■ WHAT IS BEING ASKED ■
Retype all the records with nothing changed.

* START DATA ENTRIES *

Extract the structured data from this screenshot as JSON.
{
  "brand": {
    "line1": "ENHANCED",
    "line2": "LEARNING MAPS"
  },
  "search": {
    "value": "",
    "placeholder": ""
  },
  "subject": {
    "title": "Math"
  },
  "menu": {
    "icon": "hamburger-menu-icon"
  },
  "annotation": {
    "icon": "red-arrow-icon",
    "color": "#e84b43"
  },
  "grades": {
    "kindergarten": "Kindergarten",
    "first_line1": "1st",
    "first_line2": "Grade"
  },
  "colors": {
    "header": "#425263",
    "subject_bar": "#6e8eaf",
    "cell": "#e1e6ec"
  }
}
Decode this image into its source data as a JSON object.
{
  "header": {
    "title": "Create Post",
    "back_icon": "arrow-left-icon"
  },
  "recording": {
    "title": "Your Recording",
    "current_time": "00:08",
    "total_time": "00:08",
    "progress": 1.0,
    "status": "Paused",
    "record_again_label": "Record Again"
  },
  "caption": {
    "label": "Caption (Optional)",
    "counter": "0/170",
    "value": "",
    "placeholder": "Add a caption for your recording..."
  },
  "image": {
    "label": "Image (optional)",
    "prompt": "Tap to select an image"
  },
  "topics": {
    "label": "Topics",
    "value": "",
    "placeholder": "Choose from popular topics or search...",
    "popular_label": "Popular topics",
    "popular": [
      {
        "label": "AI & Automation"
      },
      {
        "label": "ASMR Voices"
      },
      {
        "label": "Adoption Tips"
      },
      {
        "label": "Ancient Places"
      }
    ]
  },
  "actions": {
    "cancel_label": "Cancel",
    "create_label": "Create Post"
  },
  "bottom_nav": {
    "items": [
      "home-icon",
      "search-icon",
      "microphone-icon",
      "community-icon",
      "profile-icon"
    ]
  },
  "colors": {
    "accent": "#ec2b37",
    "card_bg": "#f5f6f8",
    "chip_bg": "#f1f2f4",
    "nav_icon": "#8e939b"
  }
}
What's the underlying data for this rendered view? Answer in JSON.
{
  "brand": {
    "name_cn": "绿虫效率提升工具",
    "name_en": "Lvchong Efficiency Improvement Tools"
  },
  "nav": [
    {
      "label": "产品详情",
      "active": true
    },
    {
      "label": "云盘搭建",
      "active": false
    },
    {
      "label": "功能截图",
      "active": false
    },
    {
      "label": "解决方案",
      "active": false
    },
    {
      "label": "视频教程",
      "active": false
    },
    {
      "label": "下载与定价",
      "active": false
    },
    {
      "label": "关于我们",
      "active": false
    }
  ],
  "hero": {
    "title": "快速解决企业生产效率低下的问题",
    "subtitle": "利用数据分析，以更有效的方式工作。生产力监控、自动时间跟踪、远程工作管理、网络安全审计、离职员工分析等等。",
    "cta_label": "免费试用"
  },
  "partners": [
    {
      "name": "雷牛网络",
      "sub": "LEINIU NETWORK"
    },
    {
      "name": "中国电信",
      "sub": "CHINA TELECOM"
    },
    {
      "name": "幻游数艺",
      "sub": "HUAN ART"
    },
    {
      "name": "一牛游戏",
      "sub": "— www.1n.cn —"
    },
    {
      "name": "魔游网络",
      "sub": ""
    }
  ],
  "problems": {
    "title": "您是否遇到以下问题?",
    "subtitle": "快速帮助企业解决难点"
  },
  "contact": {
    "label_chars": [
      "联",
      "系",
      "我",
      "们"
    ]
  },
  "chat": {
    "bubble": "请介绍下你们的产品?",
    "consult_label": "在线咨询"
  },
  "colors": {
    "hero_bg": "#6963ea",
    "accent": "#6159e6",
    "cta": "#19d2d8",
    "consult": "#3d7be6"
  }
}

* END DATA ENTRIES *

■ OUTPUT OF THE EXERCISE ■
Extract the structured data from this screenshot as JSON.
{
  "brand": {
    "line1": "ENHANCED",
    "line2": "LEARNING MAPS"
  },
  "search": {
    "value": "",
    "placeholder": ""
  },
  "subject": {
    "title": "Math"
  },
  "menu": {
    "icon": "hamburger-menu-icon"
  },
  "annotation": {
    "icon": "red-arrow-icon",
    "color": "#e84b43"
  },
  "grades": {
    "kindergarten": "Kindergarten",
    "first_line1": "1st",
    "first_line2": "Grade"
  },
  "colors": {
    "header": "#425263",
    "subject_bar": "#6e8eaf",
    "cell": "#e1e6ec"
  }
}
Decode this image into its source data as a JSON object.
{
  "header": {
    "title": "Create Post",
    "back_icon": "arrow-left-icon"
  },
  "recording": {
    "title": "Your Recording",
    "current_time": "00:08",
    "total_time": "00:08",
    "progress": 1.0,
    "status": "Paused",
    "record_again_label": "Record Again"
  },
  "caption": {
    "label": "Caption (Optional)",
    "counter": "0/170",
    "value": "",
    "placeholder": "Add a caption for your recording..."
  },
  "image": {
    "label": "Image (optional)",
    "prompt": "Tap to select an image"
  },
  "topics": {
    "label": "Topics",
    "value": "",
    "placeholder": "Choose from popular topics or search...",
    "popular_label": "Popular topics",
    "popular": [
      {
        "label": "AI & Automation"
      },
      {
        "label": "ASMR Voices"
      },
      {
        "label": "Adoption Tips"
      },
      {
        "label": "Ancient Places"
      }
    ]
  },
  "actions": {
    "cancel_label": "Cancel",
    "create_label": "Create Post"
  },
  "bottom_nav": {
    "items": [
      "home-icon",
      "search-icon",
      "microphone-icon",
      "community-icon",
      "profile-icon"
    ]
  },
  "colors": {
    "accent": "#ec2b37",
    "card_bg": "#f5f6f8",
    "chip_bg": "#f1f2f4",
    "nav_icon": "#8e939b"
  }
}
What's the underlying data for this rendered view? Answer in JSON.
{
  "brand": {
    "name_cn": "绿虫效率提升工具",
    "name_en": "Lvchong Efficiency Improvement Tools"
  },
  "nav": [
    {
      "label": "产品详情",
      "active": true
    },
    {
      "label": "云盘搭建",
      "active": false
    },
    {
      "label": "功能截图",
      "active": false
    },
    {
      "label": "解决方案",
      "active": false
    },
    {
      "label": "视频教程",
      "active": false
    },
    {
      "label": "下载与定价",
      "active": false
    },
    {
      "label": "关于我们",
      "active": false
    }
  ],
  "hero": {
    "title": "快速解决企业生产效率低下的问题",
    "subtitle": "利用数据分析，以更有效的方式工作。生产力监控、自动时间跟踪、远程工作管理、网络安全审计、离职员工分析等等。",
    "cta_label": "免费试用"
  },
  "partners": [
    {
      "name": "雷牛网络",
      "sub": "LEINIU NETWORK"
    },
    {
      "name": "中国电信",
      "sub": "CHINA TELECOM"
    },
    {
      "name": "幻游数艺",
      "sub": "HUAN ART"
    },
    {
      "name": "一牛游戏",
      "sub": "— www.1n.cn —"
    },
    {
      "name": "魔游网络",
      "sub": ""
    }
  ],
  "problems": {
    "title": "您是否遇到以下问题?",
    "subtitle": "快速帮助企业解决难点"
  },
  "contact": {
    "label_chars": [
      "联",
      "系",
      "我",
      "们"
    ]
  },
  "chat": {
    "bubble": "请介绍下你们的产品?",
    "consult_label": "在线咨询"
  },
  "colors": {
    "hero_bg": "#6963ea",
    "accent": "#6159e6",
    "cta": "#19d2d8",
    "consult": "#3d7be6"
  }
}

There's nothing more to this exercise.